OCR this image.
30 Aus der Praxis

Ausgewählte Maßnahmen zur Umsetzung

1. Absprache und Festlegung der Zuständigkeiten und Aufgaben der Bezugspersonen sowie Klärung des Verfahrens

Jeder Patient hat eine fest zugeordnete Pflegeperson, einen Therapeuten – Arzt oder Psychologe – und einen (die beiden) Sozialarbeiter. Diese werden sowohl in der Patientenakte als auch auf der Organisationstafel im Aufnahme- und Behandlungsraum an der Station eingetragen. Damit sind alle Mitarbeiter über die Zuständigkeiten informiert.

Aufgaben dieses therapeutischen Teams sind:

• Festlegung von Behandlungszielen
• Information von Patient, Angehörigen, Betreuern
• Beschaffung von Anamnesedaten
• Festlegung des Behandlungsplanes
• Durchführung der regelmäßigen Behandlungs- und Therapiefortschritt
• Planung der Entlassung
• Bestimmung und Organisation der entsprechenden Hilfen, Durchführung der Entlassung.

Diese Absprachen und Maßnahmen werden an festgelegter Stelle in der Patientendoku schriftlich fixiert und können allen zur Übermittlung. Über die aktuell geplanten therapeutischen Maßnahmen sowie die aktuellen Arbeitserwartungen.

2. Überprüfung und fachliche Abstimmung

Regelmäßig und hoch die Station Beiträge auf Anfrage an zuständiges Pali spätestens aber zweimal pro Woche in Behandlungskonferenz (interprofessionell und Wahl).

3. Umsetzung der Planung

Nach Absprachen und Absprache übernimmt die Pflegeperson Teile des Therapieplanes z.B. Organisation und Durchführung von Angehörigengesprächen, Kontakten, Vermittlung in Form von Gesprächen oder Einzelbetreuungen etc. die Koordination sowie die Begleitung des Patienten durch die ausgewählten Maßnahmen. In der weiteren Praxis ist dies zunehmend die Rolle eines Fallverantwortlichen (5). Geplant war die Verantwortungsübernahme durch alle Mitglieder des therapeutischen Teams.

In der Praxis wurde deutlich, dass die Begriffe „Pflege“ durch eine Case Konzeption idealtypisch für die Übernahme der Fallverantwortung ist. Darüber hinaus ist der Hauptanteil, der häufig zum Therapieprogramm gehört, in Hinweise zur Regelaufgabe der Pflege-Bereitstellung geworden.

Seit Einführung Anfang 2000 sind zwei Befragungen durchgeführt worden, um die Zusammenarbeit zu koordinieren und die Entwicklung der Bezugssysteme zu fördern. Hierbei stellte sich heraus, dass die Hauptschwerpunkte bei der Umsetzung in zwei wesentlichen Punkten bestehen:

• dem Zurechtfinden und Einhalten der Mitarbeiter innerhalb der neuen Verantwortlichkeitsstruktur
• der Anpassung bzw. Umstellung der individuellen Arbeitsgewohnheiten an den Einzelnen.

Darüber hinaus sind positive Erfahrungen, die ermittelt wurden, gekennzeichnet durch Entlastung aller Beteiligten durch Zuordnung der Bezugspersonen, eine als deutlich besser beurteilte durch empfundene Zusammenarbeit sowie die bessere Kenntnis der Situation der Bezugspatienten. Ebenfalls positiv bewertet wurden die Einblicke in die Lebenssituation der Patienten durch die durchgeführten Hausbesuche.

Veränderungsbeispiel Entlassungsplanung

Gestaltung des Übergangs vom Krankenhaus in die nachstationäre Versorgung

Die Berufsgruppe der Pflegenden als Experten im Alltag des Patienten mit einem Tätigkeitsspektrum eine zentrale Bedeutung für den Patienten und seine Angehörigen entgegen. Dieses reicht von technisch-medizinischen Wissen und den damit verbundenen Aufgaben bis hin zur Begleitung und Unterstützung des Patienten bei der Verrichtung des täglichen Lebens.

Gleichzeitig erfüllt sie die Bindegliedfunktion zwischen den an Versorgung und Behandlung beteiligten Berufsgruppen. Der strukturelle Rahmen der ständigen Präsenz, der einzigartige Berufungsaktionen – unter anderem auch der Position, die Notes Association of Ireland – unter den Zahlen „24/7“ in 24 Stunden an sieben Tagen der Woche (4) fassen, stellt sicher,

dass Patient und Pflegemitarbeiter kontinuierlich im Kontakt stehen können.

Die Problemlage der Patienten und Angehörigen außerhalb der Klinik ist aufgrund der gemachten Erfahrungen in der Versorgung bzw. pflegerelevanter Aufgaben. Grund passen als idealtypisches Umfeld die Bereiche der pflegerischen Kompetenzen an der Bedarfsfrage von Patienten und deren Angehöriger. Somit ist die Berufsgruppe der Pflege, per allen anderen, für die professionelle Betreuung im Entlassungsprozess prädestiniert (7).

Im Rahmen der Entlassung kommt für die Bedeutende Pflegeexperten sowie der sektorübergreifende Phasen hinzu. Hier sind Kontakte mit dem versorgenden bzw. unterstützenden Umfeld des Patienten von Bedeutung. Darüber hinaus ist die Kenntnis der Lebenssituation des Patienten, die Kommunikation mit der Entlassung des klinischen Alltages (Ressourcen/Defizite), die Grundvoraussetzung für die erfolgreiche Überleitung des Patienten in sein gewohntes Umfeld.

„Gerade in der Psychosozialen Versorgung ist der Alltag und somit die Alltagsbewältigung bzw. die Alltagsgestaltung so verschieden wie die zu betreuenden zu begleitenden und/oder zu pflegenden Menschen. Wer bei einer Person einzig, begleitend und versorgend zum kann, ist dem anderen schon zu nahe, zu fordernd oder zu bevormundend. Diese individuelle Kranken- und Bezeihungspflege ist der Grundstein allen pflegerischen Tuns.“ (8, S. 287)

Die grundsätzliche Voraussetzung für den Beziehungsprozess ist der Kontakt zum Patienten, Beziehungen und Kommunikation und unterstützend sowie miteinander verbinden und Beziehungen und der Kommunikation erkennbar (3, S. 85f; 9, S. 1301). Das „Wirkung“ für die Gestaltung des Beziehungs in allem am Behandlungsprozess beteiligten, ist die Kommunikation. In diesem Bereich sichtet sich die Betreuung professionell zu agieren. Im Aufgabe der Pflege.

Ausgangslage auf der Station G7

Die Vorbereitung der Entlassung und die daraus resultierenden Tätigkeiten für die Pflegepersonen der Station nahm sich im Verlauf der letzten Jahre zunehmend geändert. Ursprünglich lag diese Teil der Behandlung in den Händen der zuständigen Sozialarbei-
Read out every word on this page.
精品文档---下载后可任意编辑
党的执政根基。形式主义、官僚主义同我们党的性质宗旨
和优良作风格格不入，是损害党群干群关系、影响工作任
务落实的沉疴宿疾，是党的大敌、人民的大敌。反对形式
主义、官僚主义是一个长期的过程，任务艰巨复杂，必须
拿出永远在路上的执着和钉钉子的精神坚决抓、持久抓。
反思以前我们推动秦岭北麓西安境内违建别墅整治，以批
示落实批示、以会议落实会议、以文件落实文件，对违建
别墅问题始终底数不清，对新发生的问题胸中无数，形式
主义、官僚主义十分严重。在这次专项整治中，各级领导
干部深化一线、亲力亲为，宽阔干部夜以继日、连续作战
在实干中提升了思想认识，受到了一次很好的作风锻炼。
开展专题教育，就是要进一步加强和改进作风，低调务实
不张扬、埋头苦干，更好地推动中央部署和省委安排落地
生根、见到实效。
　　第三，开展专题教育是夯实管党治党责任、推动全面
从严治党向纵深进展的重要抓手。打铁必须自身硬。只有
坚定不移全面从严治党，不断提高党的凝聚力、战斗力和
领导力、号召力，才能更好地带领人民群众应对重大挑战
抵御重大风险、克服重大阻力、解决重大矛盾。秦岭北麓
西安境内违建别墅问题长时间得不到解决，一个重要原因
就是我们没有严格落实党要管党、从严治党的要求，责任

EXERCISE DIRECTIONS
Using the entries above, return each line that includes the word "this".

FULL OUTPUT
OCR this image.
Read out every word on this page.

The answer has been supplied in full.